··· Rows
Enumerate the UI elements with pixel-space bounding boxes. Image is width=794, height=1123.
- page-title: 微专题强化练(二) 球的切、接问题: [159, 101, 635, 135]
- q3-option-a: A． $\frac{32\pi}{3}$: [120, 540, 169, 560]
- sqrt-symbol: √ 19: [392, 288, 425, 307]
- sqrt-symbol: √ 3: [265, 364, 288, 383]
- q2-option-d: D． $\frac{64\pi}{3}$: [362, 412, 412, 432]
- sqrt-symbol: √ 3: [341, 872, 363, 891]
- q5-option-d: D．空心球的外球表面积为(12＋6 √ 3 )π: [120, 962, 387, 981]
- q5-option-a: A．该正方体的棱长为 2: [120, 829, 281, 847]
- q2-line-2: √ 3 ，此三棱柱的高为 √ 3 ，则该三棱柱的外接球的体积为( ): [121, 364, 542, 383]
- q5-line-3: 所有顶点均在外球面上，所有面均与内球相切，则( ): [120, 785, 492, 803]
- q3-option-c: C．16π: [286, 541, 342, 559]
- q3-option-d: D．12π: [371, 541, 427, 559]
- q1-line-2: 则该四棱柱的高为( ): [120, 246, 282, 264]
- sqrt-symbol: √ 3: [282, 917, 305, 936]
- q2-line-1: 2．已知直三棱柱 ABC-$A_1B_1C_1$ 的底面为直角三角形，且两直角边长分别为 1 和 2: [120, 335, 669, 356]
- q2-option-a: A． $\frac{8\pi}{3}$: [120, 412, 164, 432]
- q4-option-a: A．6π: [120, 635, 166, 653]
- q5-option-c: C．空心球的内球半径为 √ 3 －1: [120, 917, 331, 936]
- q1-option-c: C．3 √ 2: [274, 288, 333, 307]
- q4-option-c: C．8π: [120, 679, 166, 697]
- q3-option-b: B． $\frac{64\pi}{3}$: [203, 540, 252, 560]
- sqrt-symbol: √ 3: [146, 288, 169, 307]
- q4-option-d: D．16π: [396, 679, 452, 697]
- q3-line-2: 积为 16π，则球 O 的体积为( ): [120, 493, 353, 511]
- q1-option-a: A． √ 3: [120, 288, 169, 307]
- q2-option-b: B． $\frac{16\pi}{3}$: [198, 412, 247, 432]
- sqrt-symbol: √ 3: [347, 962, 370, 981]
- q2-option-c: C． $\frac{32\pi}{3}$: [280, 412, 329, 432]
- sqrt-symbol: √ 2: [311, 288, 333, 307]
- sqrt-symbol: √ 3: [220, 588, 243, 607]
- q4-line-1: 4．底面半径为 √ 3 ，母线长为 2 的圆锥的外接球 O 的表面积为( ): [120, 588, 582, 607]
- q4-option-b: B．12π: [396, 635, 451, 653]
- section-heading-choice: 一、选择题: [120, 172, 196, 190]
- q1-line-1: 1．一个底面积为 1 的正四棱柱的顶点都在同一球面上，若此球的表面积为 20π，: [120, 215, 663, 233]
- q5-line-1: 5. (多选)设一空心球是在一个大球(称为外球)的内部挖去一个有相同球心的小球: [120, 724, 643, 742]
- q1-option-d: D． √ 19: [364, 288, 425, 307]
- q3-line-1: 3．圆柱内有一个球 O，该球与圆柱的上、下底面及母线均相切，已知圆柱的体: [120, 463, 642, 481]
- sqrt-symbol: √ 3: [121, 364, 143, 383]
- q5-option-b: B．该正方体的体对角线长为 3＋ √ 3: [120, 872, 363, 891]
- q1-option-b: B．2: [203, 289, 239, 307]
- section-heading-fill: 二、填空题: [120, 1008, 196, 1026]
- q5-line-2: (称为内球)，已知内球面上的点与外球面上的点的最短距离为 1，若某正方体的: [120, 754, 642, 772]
······
### Task objective:
Copy out all of the data above line for line, changing nothing.

### Output of the exercise:
Enumerate the UI elements with pixel-space bounding boxes. Image is width=794, height=1123.
- page-title: 微专题强化练(二) 球的切、接问题: [159, 101, 635, 135]
- q3-option-a: A． $\frac{32\pi}{3}$: [120, 540, 169, 560]
- sqrt-symbol: √ 19: [392, 288, 425, 307]
- sqrt-symbol: √ 3: [265, 364, 288, 383]
- q2-option-d: D． $\frac{64\pi}{3}$: [362, 412, 412, 432]
- sqrt-symbol: √ 3: [341, 872, 363, 891]
- q5-option-d: D．空心球的外球表面积为(12＋6 √ 3 )π: [120, 962, 387, 981]
- q5-option-a: A．该正方体的棱长为 2: [120, 829, 281, 847]
- q2-line-2: √ 3 ，此三棱柱的高为 √ 3 ，则该三棱柱的外接球的体积为( ): [121, 364, 542, 383]
- q5-line-3: 所有顶点均在外球面上，所有面均与内球相切，则( ): [120, 785, 492, 803]
- q3-option-c: C．16π: [286, 541, 342, 559]
- q3-option-d: D．12π: [371, 541, 427, 559]
- q1-line-2: 则该四棱柱的高为( ): [120, 246, 282, 264]
- sqrt-symbol: √ 3: [282, 917, 305, 936]
- q2-line-1: 2．已知直三棱柱 ABC-$A_1B_1C_1$ 的底面为直角三角形，且两直角边长分别为 1 和 2: [120, 335, 669, 356]
- q2-option-a: A． $\frac{8\pi}{3}$: [120, 412, 164, 432]
- q4-option-a: A．6π: [120, 635, 166, 653]
- q5-option-c: C．空心球的内球半径为 √ 3 －1: [120, 917, 331, 936]
- q1-option-c: C．3 √ 2: [274, 288, 333, 307]
- q4-option-c: C．8π: [120, 679, 166, 697]
- q3-option-b: B． $\frac{64\pi}{3}$: [203, 540, 252, 560]
- sqrt-symbol: √ 3: [146, 288, 169, 307]
- q4-option-d: D．16π: [396, 679, 452, 697]
- q3-line-2: 积为 16π，则球 O 的体积为( ): [120, 493, 353, 511]
- q1-option-a: A． √ 3: [120, 288, 169, 307]
- q2-option-b: B． $\frac{16\pi}{3}$: [198, 412, 247, 432]
- sqrt-symbol: √ 3: [347, 962, 370, 981]
- q2-option-c: C． $\frac{32\pi}{3}$: [280, 412, 329, 432]
- sqrt-symbol: √ 2: [311, 288, 333, 307]
- sqrt-symbol: √ 3: [220, 588, 243, 607]
- q4-line-1: 4．底面半径为 √ 3 ，母线长为 2 的圆锥的外接球 O 的表面积为( ): [120, 588, 582, 607]
- q4-option-b: B．12π: [396, 635, 451, 653]
- section-heading-choice: 一、选择题: [120, 172, 196, 190]
- q1-line-1: 1．一个底面积为 1 的正四棱柱的顶点都在同一球面上，若此球的表面积为 20π，: [120, 215, 663, 233]
- q5-line-1: 5. (多选)设一空心球是在一个大球(称为外球)的内部挖去一个有相同球心的小球: [120, 724, 643, 742]
- q1-option-d: D． √ 19: [364, 288, 425, 307]
- q3-line-1: 3．圆柱内有一个球 O，该球与圆柱的上、下底面及母线均相切，已知圆柱的体: [120, 463, 642, 481]
- sqrt-symbol: √ 3: [121, 364, 143, 383]
- q5-option-b: B．该正方体的体对角线长为 3＋ √ 3: [120, 872, 363, 891]
- q1-option-b: B．2: [203, 289, 239, 307]
- section-heading-fill: 二、填空题: [120, 1008, 196, 1026]
- q5-line-2: (称为内球)，已知内球面上的点与外球面上的点的最短距离为 1，若某正方体的: [120, 754, 642, 772]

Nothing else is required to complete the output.